— Task statement —
From the listing below, pull out the lines that hold "JSON".

[Excerpts from a figure dataset]

--

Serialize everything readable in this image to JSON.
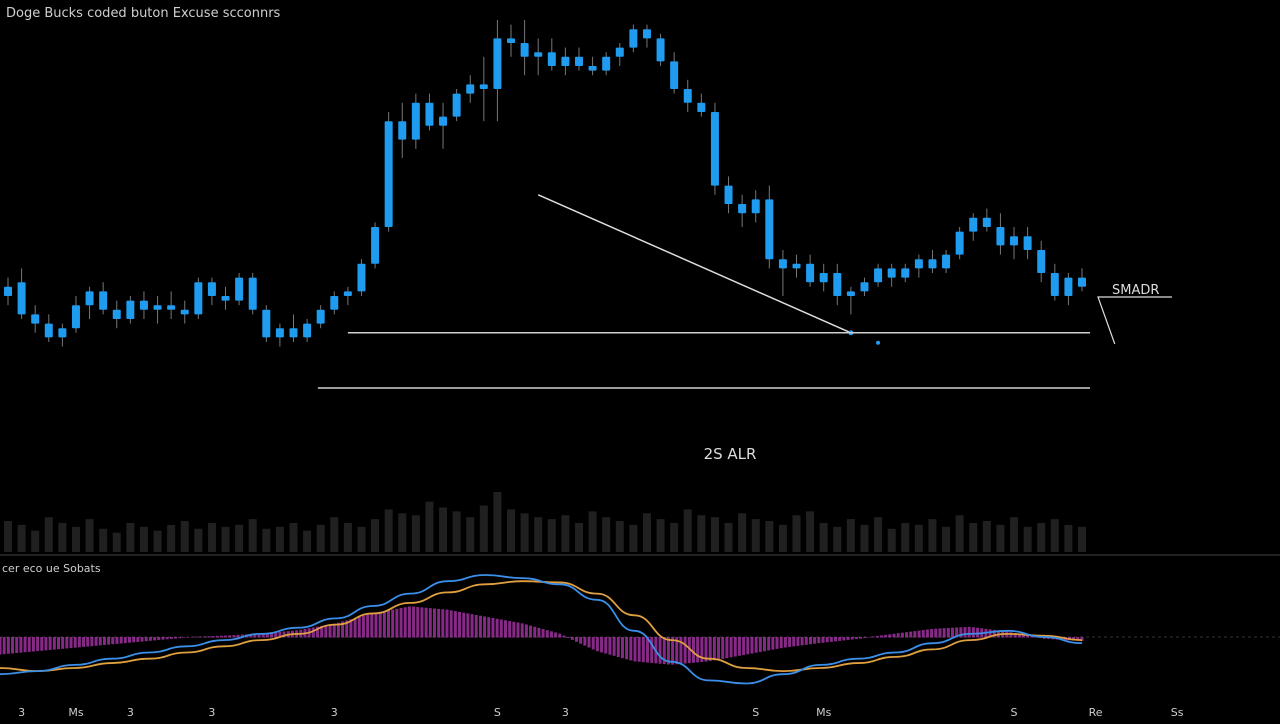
{
  "header": {
    "title": "Doge Bucks coded buton Excuse scconnrs"
  },
  "annotations": {
    "atr_label": "2S ALR",
    "smadr_label": "SMADR",
    "indicator_label": "cer eco ue Sobats"
  },
  "colors": {
    "background": "#000000",
    "candle": "#1f9bf0",
    "wick": "#777777",
    "volume": "#3a3a3a",
    "line_blue": "#3b8fe8",
    "line_orange": "#e0a040",
    "histogram": "#c03cc0",
    "annotation": "#dddddd"
  },
  "x_axis": {
    "ticks": [
      {
        "label": "3",
        "i": 1
      },
      {
        "label": "Ms",
        "i": 5
      },
      {
        "label": "3",
        "i": 9
      },
      {
        "label": "3",
        "i": 15
      },
      {
        "label": "3",
        "i": 24
      },
      {
        "label": "S",
        "i": 36
      },
      {
        "label": "3",
        "i": 41
      },
      {
        "label": "S",
        "i": 55
      },
      {
        "label": "Ms",
        "i": 60
      },
      {
        "label": "S",
        "i": 74
      },
      {
        "label": "Re",
        "i": 80
      },
      {
        "label": "Ss",
        "i": 86
      }
    ]
  },
  "chart_data": {
    "type": "candlestick",
    "price_range": [
      0,
      100
    ],
    "candles": [
      {
        "o": 40,
        "h": 44,
        "l": 38,
        "c": 42
      },
      {
        "o": 43,
        "h": 46,
        "l": 35,
        "c": 36
      },
      {
        "o": 36,
        "h": 38,
        "l": 32,
        "c": 34
      },
      {
        "o": 34,
        "h": 36,
        "l": 30,
        "c": 31
      },
      {
        "o": 31,
        "h": 34,
        "l": 29,
        "c": 33
      },
      {
        "o": 33,
        "h": 40,
        "l": 32,
        "c": 38
      },
      {
        "o": 38,
        "h": 42,
        "l": 35,
        "c": 41
      },
      {
        "o": 41,
        "h": 43,
        "l": 36,
        "c": 37
      },
      {
        "o": 37,
        "h": 39,
        "l": 33,
        "c": 35
      },
      {
        "o": 35,
        "h": 40,
        "l": 34,
        "c": 39
      },
      {
        "o": 39,
        "h": 41,
        "l": 35,
        "c": 37
      },
      {
        "o": 37,
        "h": 40,
        "l": 34,
        "c": 38
      },
      {
        "o": 38,
        "h": 41,
        "l": 35,
        "c": 37
      },
      {
        "o": 37,
        "h": 39,
        "l": 34,
        "c": 36
      },
      {
        "o": 36,
        "h": 44,
        "l": 35,
        "c": 43
      },
      {
        "o": 43,
        "h": 44,
        "l": 38,
        "c": 40
      },
      {
        "o": 40,
        "h": 42,
        "l": 37,
        "c": 39
      },
      {
        "o": 39,
        "h": 45,
        "l": 38,
        "c": 44
      },
      {
        "o": 44,
        "h": 45,
        "l": 36,
        "c": 37
      },
      {
        "o": 37,
        "h": 38,
        "l": 30,
        "c": 31
      },
      {
        "o": 31,
        "h": 34,
        "l": 29,
        "c": 33
      },
      {
        "o": 33,
        "h": 36,
        "l": 30,
        "c": 31
      },
      {
        "o": 31,
        "h": 35,
        "l": 30,
        "c": 34
      },
      {
        "o": 34,
        "h": 38,
        "l": 33,
        "c": 37
      },
      {
        "o": 37,
        "h": 41,
        "l": 36,
        "c": 40
      },
      {
        "o": 40,
        "h": 42,
        "l": 38,
        "c": 41
      },
      {
        "o": 41,
        "h": 48,
        "l": 40,
        "c": 47
      },
      {
        "o": 47,
        "h": 56,
        "l": 46,
        "c": 55
      },
      {
        "o": 55,
        "h": 80,
        "l": 54,
        "c": 78
      },
      {
        "o": 78,
        "h": 82,
        "l": 70,
        "c": 74
      },
      {
        "o": 74,
        "h": 84,
        "l": 72,
        "c": 82
      },
      {
        "o": 82,
        "h": 84,
        "l": 76,
        "c": 77
      },
      {
        "o": 77,
        "h": 82,
        "l": 72,
        "c": 79
      },
      {
        "o": 79,
        "h": 85,
        "l": 78,
        "c": 84
      },
      {
        "o": 84,
        "h": 88,
        "l": 82,
        "c": 86
      },
      {
        "o": 86,
        "h": 92,
        "l": 78,
        "c": 85
      },
      {
        "o": 85,
        "h": 100,
        "l": 78,
        "c": 96
      },
      {
        "o": 96,
        "h": 99,
        "l": 92,
        "c": 95
      },
      {
        "o": 95,
        "h": 100,
        "l": 88,
        "c": 92
      },
      {
        "o": 92,
        "h": 96,
        "l": 88,
        "c": 93
      },
      {
        "o": 93,
        "h": 96,
        "l": 89,
        "c": 90
      },
      {
        "o": 90,
        "h": 94,
        "l": 88,
        "c": 92
      },
      {
        "o": 92,
        "h": 94,
        "l": 89,
        "c": 90
      },
      {
        "o": 90,
        "h": 92,
        "l": 88,
        "c": 89
      },
      {
        "o": 89,
        "h": 93,
        "l": 88,
        "c": 92
      },
      {
        "o": 92,
        "h": 95,
        "l": 90,
        "c": 94
      },
      {
        "o": 94,
        "h": 99,
        "l": 93,
        "c": 98
      },
      {
        "o": 98,
        "h": 99,
        "l": 94,
        "c": 96
      },
      {
        "o": 96,
        "h": 97,
        "l": 90,
        "c": 91
      },
      {
        "o": 91,
        "h": 93,
        "l": 84,
        "c": 85
      },
      {
        "o": 85,
        "h": 87,
        "l": 80,
        "c": 82
      },
      {
        "o": 82,
        "h": 84,
        "l": 79,
        "c": 80
      },
      {
        "o": 80,
        "h": 82,
        "l": 62,
        "c": 64
      },
      {
        "o": 64,
        "h": 66,
        "l": 58,
        "c": 60
      },
      {
        "o": 60,
        "h": 62,
        "l": 55,
        "c": 58
      },
      {
        "o": 58,
        "h": 63,
        "l": 56,
        "c": 61
      },
      {
        "o": 61,
        "h": 64,
        "l": 46,
        "c": 48
      },
      {
        "o": 48,
        "h": 50,
        "l": 40,
        "c": 46
      },
      {
        "o": 46,
        "h": 49,
        "l": 44,
        "c": 47
      },
      {
        "o": 47,
        "h": 49,
        "l": 42,
        "c": 43
      },
      {
        "o": 43,
        "h": 47,
        "l": 41,
        "c": 45
      },
      {
        "o": 45,
        "h": 47,
        "l": 38,
        "c": 40
      },
      {
        "o": 40,
        "h": 42,
        "l": 36,
        "c": 41
      },
      {
        "o": 41,
        "h": 44,
        "l": 40,
        "c": 43
      },
      {
        "o": 43,
        "h": 47,
        "l": 42,
        "c": 46
      },
      {
        "o": 46,
        "h": 47,
        "l": 42,
        "c": 44
      },
      {
        "o": 44,
        "h": 47,
        "l": 43,
        "c": 46
      },
      {
        "o": 46,
        "h": 49,
        "l": 44,
        "c": 48
      },
      {
        "o": 48,
        "h": 50,
        "l": 45,
        "c": 46
      },
      {
        "o": 46,
        "h": 50,
        "l": 45,
        "c": 49
      },
      {
        "o": 49,
        "h": 55,
        "l": 48,
        "c": 54
      },
      {
        "o": 54,
        "h": 58,
        "l": 52,
        "c": 57
      },
      {
        "o": 57,
        "h": 59,
        "l": 54,
        "c": 55
      },
      {
        "o": 55,
        "h": 58,
        "l": 49,
        "c": 51
      },
      {
        "o": 51,
        "h": 55,
        "l": 48,
        "c": 53
      },
      {
        "o": 53,
        "h": 55,
        "l": 48,
        "c": 50
      },
      {
        "o": 50,
        "h": 52,
        "l": 43,
        "c": 45
      },
      {
        "o": 45,
        "h": 47,
        "l": 39,
        "c": 40
      },
      {
        "o": 40,
        "h": 45,
        "l": 38,
        "c": 44
      },
      {
        "o": 44,
        "h": 46,
        "l": 41,
        "c": 42
      }
    ],
    "volume": [
      32,
      28,
      22,
      36,
      30,
      26,
      34,
      24,
      20,
      30,
      26,
      22,
      28,
      32,
      24,
      30,
      26,
      28,
      34,
      24,
      26,
      30,
      22,
      28,
      36,
      30,
      26,
      34,
      44,
      40,
      38,
      52,
      46,
      42,
      36,
      48,
      62,
      44,
      40,
      36,
      34,
      38,
      30,
      42,
      36,
      32,
      28,
      40,
      34,
      30,
      44,
      38,
      36,
      30,
      40,
      34,
      32,
      28,
      38,
      42,
      30,
      26,
      34,
      28,
      36,
      24,
      30,
      28,
      34,
      26,
      38,
      30,
      32,
      28,
      36,
      26,
      30,
      34,
      28,
      26
    ],
    "overlays": {
      "trend_line": {
        "from": {
          "i": 39,
          "price": 62
        },
        "to": {
          "i": 62,
          "price": 32
        }
      },
      "atr_upper": 32,
      "atr_lower": 20,
      "atr_line_start_i": 25
    },
    "indicator": {
      "line_blue": [
        -0.6,
        -0.55,
        -0.45,
        -0.35,
        -0.25,
        -0.15,
        -0.05,
        0.05,
        0.15,
        0.3,
        0.5,
        0.7,
        0.9,
        1.0,
        0.95,
        0.85,
        0.6,
        0.1,
        -0.4,
        -0.7,
        -0.75,
        -0.6,
        -0.45,
        -0.35,
        -0.25,
        -0.1,
        0.05,
        0.1,
        0.0,
        -0.1
      ],
      "line_orange": [
        -0.5,
        -0.55,
        -0.5,
        -0.42,
        -0.35,
        -0.25,
        -0.15,
        -0.05,
        0.05,
        0.2,
        0.38,
        0.55,
        0.72,
        0.85,
        0.9,
        0.88,
        0.7,
        0.35,
        -0.05,
        -0.35,
        -0.5,
        -0.55,
        -0.5,
        -0.42,
        -0.32,
        -0.2,
        -0.05,
        0.05,
        0.02,
        -0.05
      ],
      "histogram": [
        -0.25,
        -0.2,
        -0.15,
        -0.1,
        -0.05,
        0.0,
        0.02,
        0.05,
        0.1,
        0.2,
        0.35,
        0.45,
        0.4,
        0.3,
        0.2,
        0.05,
        -0.2,
        -0.35,
        -0.4,
        -0.35,
        -0.25,
        -0.15,
        -0.08,
        -0.02,
        0.05,
        0.12,
        0.15,
        0.08,
        -0.02,
        -0.05
      ]
    }
  }
}
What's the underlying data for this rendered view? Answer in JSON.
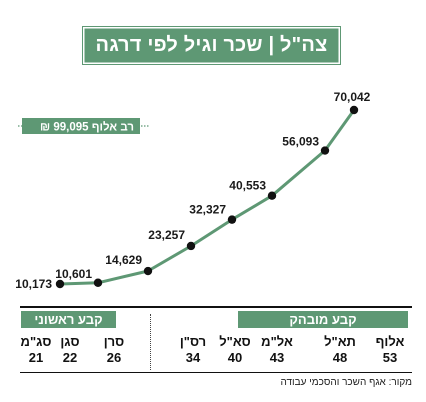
{
  "title": "צה\"ל | שכר וגיל לפי דרגה",
  "reference_label": "רב אלוף",
  "reference_value": "99,095 ₪",
  "groups": {
    "permanent_senior": "קבע מובהק",
    "permanent_first": "קבע ראשוני"
  },
  "source": "מקור: אגף השכר והסכמי עבודה",
  "colors": {
    "accent": "#5e9874",
    "line": "#5e9874",
    "point": "#111111"
  },
  "chart_data": {
    "type": "line",
    "title": "צה\"ל | שכר וגיל לפי דרגה",
    "xlabel": "",
    "ylabel": "",
    "categories": [
      "סג\"מ",
      "סגן",
      "סרן",
      "רס\"ן",
      "סא\"ל",
      "אל\"מ",
      "תא\"ל",
      "אלוף"
    ],
    "ages": [
      "21",
      "22",
      "26",
      "34",
      "40",
      "43",
      "48",
      "53"
    ],
    "values": [
      10173,
      10601,
      14629,
      23257,
      32327,
      40553,
      56093,
      70042
    ],
    "value_labels": [
      "10,173",
      "10,601",
      "14,629",
      "23,257",
      "32,327",
      "40,553",
      "56,093",
      "70,042"
    ],
    "ylim": [
      0,
      75000
    ],
    "grid": false,
    "reference": {
      "label": "רב אלוף",
      "value": 99095
    }
  }
}
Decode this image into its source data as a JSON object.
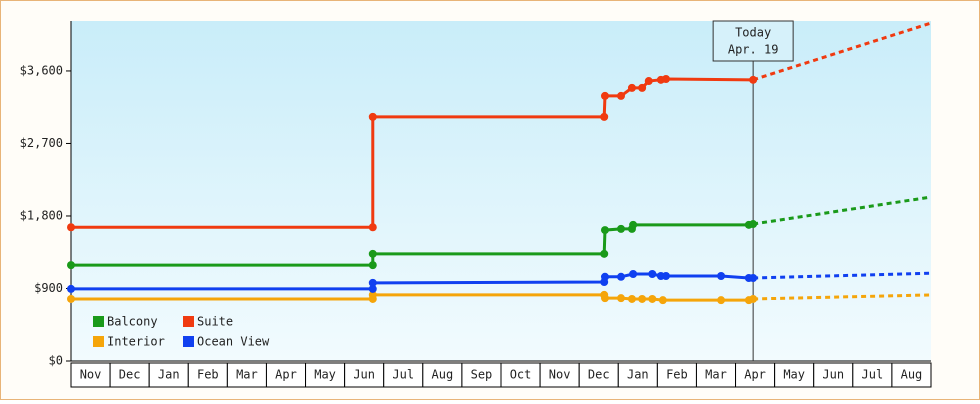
{
  "chart_data": {
    "type": "line",
    "categories": [
      "Nov",
      "Dec",
      "Jan",
      "Feb",
      "Mar",
      "Apr",
      "May",
      "Jun",
      "Jul",
      "Aug",
      "Sep",
      "Oct",
      "Nov",
      "Dec",
      "Jan",
      "Feb",
      "Mar",
      "Apr",
      "May",
      "Jun",
      "Jul",
      "Aug"
    ],
    "xlim": [
      0,
      22
    ],
    "ylim": [
      0,
      4220
    ],
    "yticks": [
      {
        "value": 0,
        "label": "$0"
      },
      {
        "value": 900,
        "label": "$900"
      },
      {
        "value": 1800,
        "label": "$1,800"
      },
      {
        "value": 2700,
        "label": "$2,700"
      },
      {
        "value": 3600,
        "label": "$3,600"
      }
    ],
    "grid": false,
    "legend_position": "lower-left",
    "annotation": {
      "lines": [
        "Today",
        "Apr. 19"
      ],
      "x": 17.45
    },
    "series": [
      {
        "name": "Balcony",
        "color": "#1a9a1a",
        "x": [
          0,
          7.72,
          7.72,
          13.64,
          13.66,
          14.07,
          14.35,
          14.38,
          17.34,
          17.45
        ],
        "values": [
          1190,
          1190,
          1330,
          1330,
          1625,
          1640,
          1640,
          1690,
          1690,
          1700
        ],
        "projection": {
          "x": [
            17.45,
            22
          ],
          "values": [
            1700,
            2035
          ]
        }
      },
      {
        "name": "Suite",
        "color": "#f03a10",
        "x": [
          0,
          7.72,
          7.72,
          13.64,
          13.66,
          14.07,
          14.35,
          14.61,
          14.78,
          15.09,
          15.22,
          17.45
        ],
        "values": [
          1660,
          1660,
          3030,
          3030,
          3290,
          3290,
          3390,
          3390,
          3475,
          3490,
          3500,
          3490
        ],
        "projection": {
          "x": [
            17.45,
            22
          ],
          "values": [
            3490,
            4195
          ]
        }
      },
      {
        "name": "Interior",
        "color": "#f5a50a",
        "x": [
          0,
          7.72,
          7.72,
          13.64,
          13.66,
          14.07,
          14.35,
          14.61,
          14.87,
          15.14,
          16.63,
          17.34,
          17.45
        ],
        "values": [
          770,
          770,
          820,
          820,
          780,
          780,
          770,
          770,
          770,
          755,
          755,
          755,
          770
        ],
        "projection": {
          "x": [
            17.45,
            22
          ],
          "values": [
            770,
            820
          ]
        }
      },
      {
        "name": "Ocean View",
        "color": "#1040f0",
        "x": [
          0,
          7.72,
          7.72,
          13.64,
          13.66,
          14.07,
          14.38,
          14.87,
          15.09,
          15.22,
          16.63,
          17.34,
          17.45
        ],
        "values": [
          895,
          895,
          970,
          980,
          1045,
          1045,
          1080,
          1080,
          1055,
          1055,
          1055,
          1030,
          1030
        ],
        "projection": {
          "x": [
            17.45,
            22
          ],
          "values": [
            1030,
            1090
          ]
        }
      }
    ]
  }
}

--

— Task response —
Serialize everything readable in this image to JSON.
What's the underlying data for this rendered view? Answer in JSON.
Decode this image into its source data as a JSON object.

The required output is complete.